Written instruction:
Repeat every record exactly, but keep images out of the copy.

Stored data
========================================================================

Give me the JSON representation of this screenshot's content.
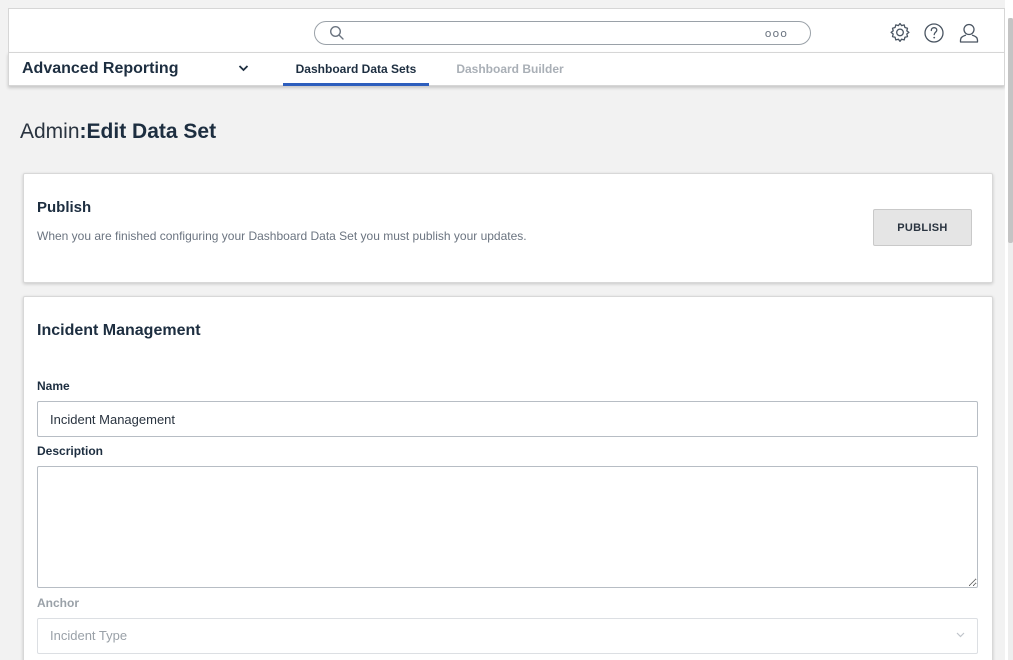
{
  "topbar": {
    "search_placeholder": "",
    "more_glyph": "ooo",
    "icons": [
      "magnifier-icon",
      "gear-icon",
      "help-icon",
      "user-icon"
    ]
  },
  "appbar": {
    "app_name": "Advanced Reporting",
    "chevron": "⌄",
    "tabs": [
      {
        "label": "Dashboard Data Sets",
        "active": true
      },
      {
        "label": "Dashboard Builder",
        "active": false
      }
    ]
  },
  "page": {
    "title_prefix": "Admin",
    "title_separator": ":",
    "title_main": "Edit Data Set"
  },
  "publish": {
    "heading": "Publish",
    "description": "When you are finished configuring your Dashboard Data Set you must publish your updates.",
    "button_label": "PUBLISH"
  },
  "dataset": {
    "heading": "Incident Management",
    "name_label": "Name",
    "name_value": "Incident Management",
    "description_label": "Description",
    "description_value": "",
    "anchor_label": "Anchor",
    "anchor_value": "Incident Type",
    "anchor_chevron": "⌄"
  },
  "colors": {
    "accent": "#2d5ebd",
    "heading": "#1d2e40",
    "muted": "#9aa1a8",
    "background": "#f2f2f2"
  }
}
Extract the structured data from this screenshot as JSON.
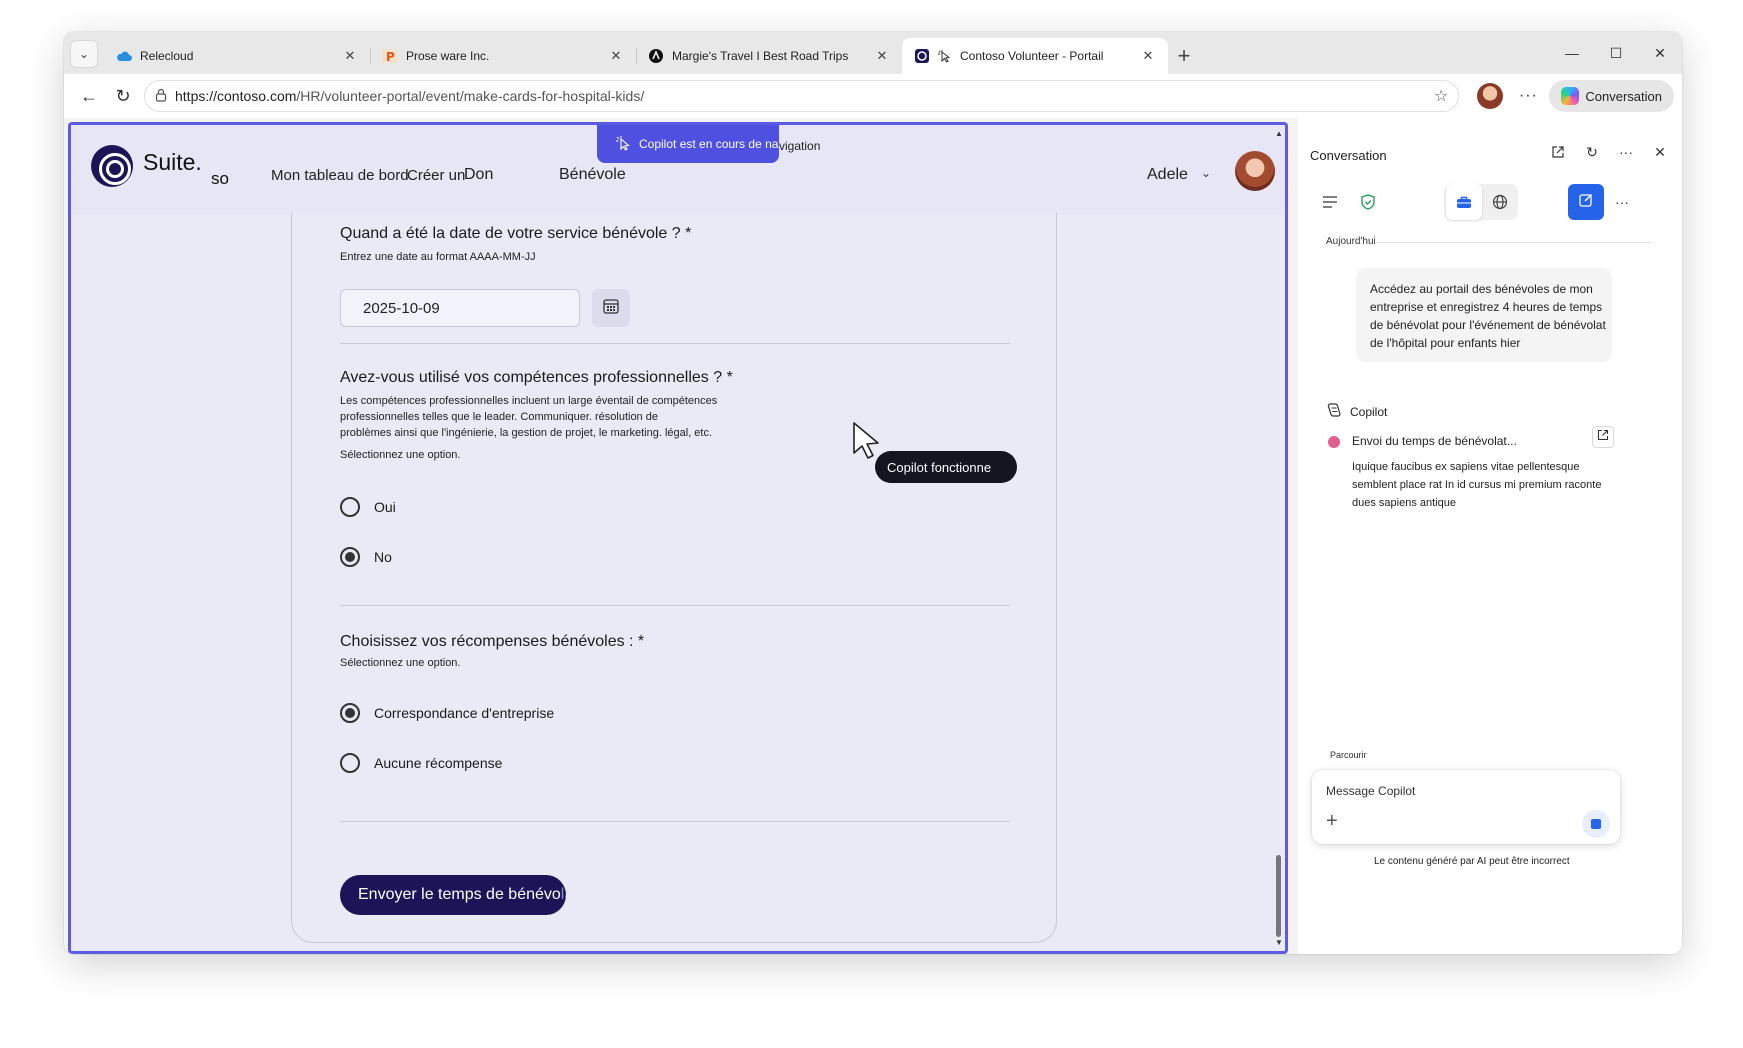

========================================================================

Answer in full:
Give me the JSON representation of this screenshot's content.
{
  "topbar": {
    "search_placeholder": "",
    "more_glyph": "ooo",
    "icons": [
      "magnifier-icon",
      "gear-icon",
      "help-icon",
      "user-icon"
    ]
  },
  "appbar": {
    "app_name": "Advanced Reporting",
    "chevron": "⌄",
    "tabs": [
      {
        "label": "Dashboard Data Sets",
        "active": true
      },
      {
        "label": "Dashboard Builder",
        "active": false
      }
    ]
  },
  "page": {
    "title_prefix": "Admin",
    "title_separator": ":",
    "title_main": "Edit Data Set"
  },
  "publish": {
    "heading": "Publish",
    "description": "When you are finished configuring your Dashboard Data Set you must publish your updates.",
    "button_label": "PUBLISH"
  },
  "dataset": {
    "heading": "Incident Management",
    "name_label": "Name",
    "name_value": "Incident Management",
    "description_label": "Description",
    "description_value": "",
    "anchor_label": "Anchor",
    "anchor_value": "Incident Type",
    "anchor_chevron": "⌄"
  },
  "colors": {
    "accent": "#2d5ebd",
    "heading": "#1d2e40",
    "muted": "#9aa1a8",
    "background": "#f2f2f2"
  }
}
Extract the structured data from this screenshot as JSON.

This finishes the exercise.